(Dataset excerpt)
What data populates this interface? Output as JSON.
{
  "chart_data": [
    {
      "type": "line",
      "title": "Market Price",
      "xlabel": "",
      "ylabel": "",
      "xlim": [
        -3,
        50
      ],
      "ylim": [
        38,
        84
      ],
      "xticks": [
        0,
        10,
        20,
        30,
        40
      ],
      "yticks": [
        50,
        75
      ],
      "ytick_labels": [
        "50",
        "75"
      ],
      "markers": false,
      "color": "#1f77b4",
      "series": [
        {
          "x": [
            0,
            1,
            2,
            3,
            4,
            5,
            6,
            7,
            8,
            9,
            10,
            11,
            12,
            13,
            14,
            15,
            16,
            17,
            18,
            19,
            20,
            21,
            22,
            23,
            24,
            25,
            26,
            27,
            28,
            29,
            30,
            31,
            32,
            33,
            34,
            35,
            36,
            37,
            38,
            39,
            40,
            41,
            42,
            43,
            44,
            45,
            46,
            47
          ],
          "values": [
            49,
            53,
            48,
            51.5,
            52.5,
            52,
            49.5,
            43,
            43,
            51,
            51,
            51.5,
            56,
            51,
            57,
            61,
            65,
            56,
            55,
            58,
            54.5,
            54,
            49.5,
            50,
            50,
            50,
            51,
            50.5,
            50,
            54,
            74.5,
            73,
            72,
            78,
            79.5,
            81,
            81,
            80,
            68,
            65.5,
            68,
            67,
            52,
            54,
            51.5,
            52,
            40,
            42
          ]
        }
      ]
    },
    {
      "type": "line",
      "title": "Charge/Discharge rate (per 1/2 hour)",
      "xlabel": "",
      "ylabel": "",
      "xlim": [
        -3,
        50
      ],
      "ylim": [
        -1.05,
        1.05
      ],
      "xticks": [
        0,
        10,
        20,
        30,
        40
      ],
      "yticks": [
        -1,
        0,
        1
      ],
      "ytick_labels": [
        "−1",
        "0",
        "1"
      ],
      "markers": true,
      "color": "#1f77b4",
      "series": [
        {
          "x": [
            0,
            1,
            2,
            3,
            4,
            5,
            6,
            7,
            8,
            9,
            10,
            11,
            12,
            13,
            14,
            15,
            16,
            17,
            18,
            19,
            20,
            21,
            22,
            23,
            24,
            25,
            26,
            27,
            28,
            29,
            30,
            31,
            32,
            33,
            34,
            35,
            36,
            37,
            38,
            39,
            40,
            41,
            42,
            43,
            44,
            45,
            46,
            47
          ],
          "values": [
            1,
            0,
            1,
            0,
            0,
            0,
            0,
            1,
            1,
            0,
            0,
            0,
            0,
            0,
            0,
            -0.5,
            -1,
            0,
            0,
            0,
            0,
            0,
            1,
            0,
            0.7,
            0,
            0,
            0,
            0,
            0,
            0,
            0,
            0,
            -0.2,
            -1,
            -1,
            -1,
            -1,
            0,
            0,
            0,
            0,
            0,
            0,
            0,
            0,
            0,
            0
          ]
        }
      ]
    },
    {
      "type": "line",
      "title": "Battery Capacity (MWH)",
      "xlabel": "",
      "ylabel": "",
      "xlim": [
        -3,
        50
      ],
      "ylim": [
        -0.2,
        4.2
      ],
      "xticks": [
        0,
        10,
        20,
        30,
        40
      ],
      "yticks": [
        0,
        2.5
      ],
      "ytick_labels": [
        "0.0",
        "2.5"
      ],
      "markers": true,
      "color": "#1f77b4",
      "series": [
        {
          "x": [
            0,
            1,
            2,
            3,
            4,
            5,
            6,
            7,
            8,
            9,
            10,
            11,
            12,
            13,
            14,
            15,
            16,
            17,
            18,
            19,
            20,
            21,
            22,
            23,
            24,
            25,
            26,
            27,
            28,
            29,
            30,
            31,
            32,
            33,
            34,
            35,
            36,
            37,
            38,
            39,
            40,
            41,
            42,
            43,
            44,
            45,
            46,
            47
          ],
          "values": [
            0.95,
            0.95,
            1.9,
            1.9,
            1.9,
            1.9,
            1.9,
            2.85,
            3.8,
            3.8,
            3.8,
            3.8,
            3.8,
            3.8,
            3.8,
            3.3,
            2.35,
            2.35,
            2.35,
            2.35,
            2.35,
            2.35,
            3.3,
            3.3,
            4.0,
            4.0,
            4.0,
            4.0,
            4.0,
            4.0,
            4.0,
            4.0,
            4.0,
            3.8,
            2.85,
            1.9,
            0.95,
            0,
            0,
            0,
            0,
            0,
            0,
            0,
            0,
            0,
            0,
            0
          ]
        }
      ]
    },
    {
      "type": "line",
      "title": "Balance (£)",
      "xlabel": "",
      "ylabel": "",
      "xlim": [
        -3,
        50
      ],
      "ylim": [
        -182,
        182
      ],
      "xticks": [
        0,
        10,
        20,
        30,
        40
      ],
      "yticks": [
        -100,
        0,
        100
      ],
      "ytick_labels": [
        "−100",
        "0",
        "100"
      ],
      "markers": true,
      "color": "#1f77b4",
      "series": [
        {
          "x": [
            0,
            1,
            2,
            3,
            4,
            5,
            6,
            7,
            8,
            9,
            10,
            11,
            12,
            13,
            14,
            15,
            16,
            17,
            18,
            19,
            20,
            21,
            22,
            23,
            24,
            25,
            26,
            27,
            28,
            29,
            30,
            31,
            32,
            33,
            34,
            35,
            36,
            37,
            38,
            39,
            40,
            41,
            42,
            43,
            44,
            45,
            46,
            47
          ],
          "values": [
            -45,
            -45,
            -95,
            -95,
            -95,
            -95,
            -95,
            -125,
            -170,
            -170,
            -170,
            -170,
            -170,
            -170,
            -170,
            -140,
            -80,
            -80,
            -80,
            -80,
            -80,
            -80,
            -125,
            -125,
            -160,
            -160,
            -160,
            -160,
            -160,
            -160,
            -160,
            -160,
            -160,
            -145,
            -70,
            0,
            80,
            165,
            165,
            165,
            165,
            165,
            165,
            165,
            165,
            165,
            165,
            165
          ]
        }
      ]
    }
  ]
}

What is being asked:
Write out every record shown above, word for word.

Output of the task:
What data populates this interface? Output as JSON.
{
  "chart_data": [
    {
      "type": "line",
      "title": "Market Price",
      "xlabel": "",
      "ylabel": "",
      "xlim": [
        -3,
        50
      ],
      "ylim": [
        38,
        84
      ],
      "xticks": [
        0,
        10,
        20,
        30,
        40
      ],
      "yticks": [
        50,
        75
      ],
      "ytick_labels": [
        "50",
        "75"
      ],
      "markers": false,
      "color": "#1f77b4",
      "series": [
        {
          "x": [
            0,
            1,
            2,
            3,
            4,
            5,
            6,
            7,
            8,
            9,
            10,
            11,
            12,
            13,
            14,
            15,
            16,
            17,
            18,
            19,
            20,
            21,
            22,
            23,
            24,
            25,
            26,
            27,
            28,
            29,
            30,
            31,
            32,
            33,
            34,
            35,
            36,
            37,
            38,
            39,
            40,
            41,
            42,
            43,
            44,
            45,
            46,
            47
          ],
          "values": [
            49,
            53,
            48,
            51.5,
            52.5,
            52,
            49.5,
            43,
            43,
            51,
            51,
            51.5,
            56,
            51,
            57,
            61,
            65,
            56,
            55,
            58,
            54.5,
            54,
            49.5,
            50,
            50,
            50,
            51,
            50.5,
            50,
            54,
            74.5,
            73,
            72,
            78,
            79.5,
            81,
            81,
            80,
            68,
            65.5,
            68,
            67,
            52,
            54,
            51.5,
            52,
            40,
            42
          ]
        }
      ]
    },
    {
      "type": "line",
      "title": "Charge/Discharge rate (per 1/2 hour)",
      "xlabel": "",
      "ylabel": "",
      "xlim": [
        -3,
        50
      ],
      "ylim": [
        -1.05,
        1.05
      ],
      "xticks": [
        0,
        10,
        20,
        30,
        40
      ],
      "yticks": [
        -1,
        0,
        1
      ],
      "ytick_labels": [
        "−1",
        "0",
        "1"
      ],
      "markers": true,
      "color": "#1f77b4",
      "series": [
        {
          "x": [
            0,
            1,
            2,
            3,
            4,
            5,
            6,
            7,
            8,
            9,
            10,
            11,
            12,
            13,
            14,
            15,
            16,
            17,
            18,
            19,
            20,
            21,
            22,
            23,
            24,
            25,
            26,
            27,
            28,
            29,
            30,
            31,
            32,
            33,
            34,
            35,
            36,
            37,
            38,
            39,
            40,
            41,
            42,
            43,
            44,
            45,
            46,
            47
          ],
          "values": [
            1,
            0,
            1,
            0,
            0,
            0,
            0,
            1,
            1,
            0,
            0,
            0,
            0,
            0,
            0,
            -0.5,
            -1,
            0,
            0,
            0,
            0,
            0,
            1,
            0,
            0.7,
            0,
            0,
            0,
            0,
            0,
            0,
            0,
            0,
            -0.2,
            -1,
            -1,
            -1,
            -1,
            0,
            0,
            0,
            0,
            0,
            0,
            0,
            0,
            0,
            0
          ]
        }
      ]
    },
    {
      "type": "line",
      "title": "Battery Capacity (MWH)",
      "xlabel": "",
      "ylabel": "",
      "xlim": [
        -3,
        50
      ],
      "ylim": [
        -0.2,
        4.2
      ],
      "xticks": [
        0,
        10,
        20,
        30,
        40
      ],
      "yticks": [
        0,
        2.5
      ],
      "ytick_labels": [
        "0.0",
        "2.5"
      ],
      "markers": true,
      "color": "#1f77b4",
      "series": [
        {
          "x": [
            0,
            1,
            2,
            3,
            4,
            5,
            6,
            7,
            8,
            9,
            10,
            11,
            12,
            13,
            14,
            15,
            16,
            17,
            18,
            19,
            20,
            21,
            22,
            23,
            24,
            25,
            26,
            27,
            28,
            29,
            30,
            31,
            32,
            33,
            34,
            35,
            36,
            37,
            38,
            39,
            40,
            41,
            42,
            43,
            44,
            45,
            46,
            47
          ],
          "values": [
            0.95,
            0.95,
            1.9,
            1.9,
            1.9,
            1.9,
            1.9,
            2.85,
            3.8,
            3.8,
            3.8,
            3.8,
            3.8,
            3.8,
            3.8,
            3.3,
            2.35,
            2.35,
            2.35,
            2.35,
            2.35,
            2.35,
            3.3,
            3.3,
            4.0,
            4.0,
            4.0,
            4.0,
            4.0,
            4.0,
            4.0,
            4.0,
            4.0,
            3.8,
            2.85,
            1.9,
            0.95,
            0,
            0,
            0,
            0,
            0,
            0,
            0,
            0,
            0,
            0,
            0
          ]
        }
      ]
    },
    {
      "type": "line",
      "title": "Balance (£)",
      "xlabel": "",
      "ylabel": "",
      "xlim": [
        -3,
        50
      ],
      "ylim": [
        -182,
        182
      ],
      "xticks": [
        0,
        10,
        20,
        30,
        40
      ],
      "yticks": [
        -100,
        0,
        100
      ],
      "ytick_labels": [
        "−100",
        "0",
        "100"
      ],
      "markers": true,
      "color": "#1f77b4",
      "series": [
        {
          "x": [
            0,
            1,
            2,
            3,
            4,
            5,
            6,
            7,
            8,
            9,
            10,
            11,
            12,
            13,
            14,
            15,
            16,
            17,
            18,
            19,
            20,
            21,
            22,
            23,
            24,
            25,
            26,
            27,
            28,
            29,
            30,
            31,
            32,
            33,
            34,
            35,
            36,
            37,
            38,
            39,
            40,
            41,
            42,
            43,
            44,
            45,
            46,
            47
          ],
          "values": [
            -45,
            -45,
            -95,
            -95,
            -95,
            -95,
            -95,
            -125,
            -170,
            -170,
            -170,
            -170,
            -170,
            -170,
            -170,
            -140,
            -80,
            -80,
            -80,
            -80,
            -80,
            -80,
            -125,
            -125,
            -160,
            -160,
            -160,
            -160,
            -160,
            -160,
            -160,
            -160,
            -160,
            -145,
            -70,
            0,
            80,
            165,
            165,
            165,
            165,
            165,
            165,
            165,
            165,
            165,
            165,
            165
          ]
        }
      ]
    }
  ]
}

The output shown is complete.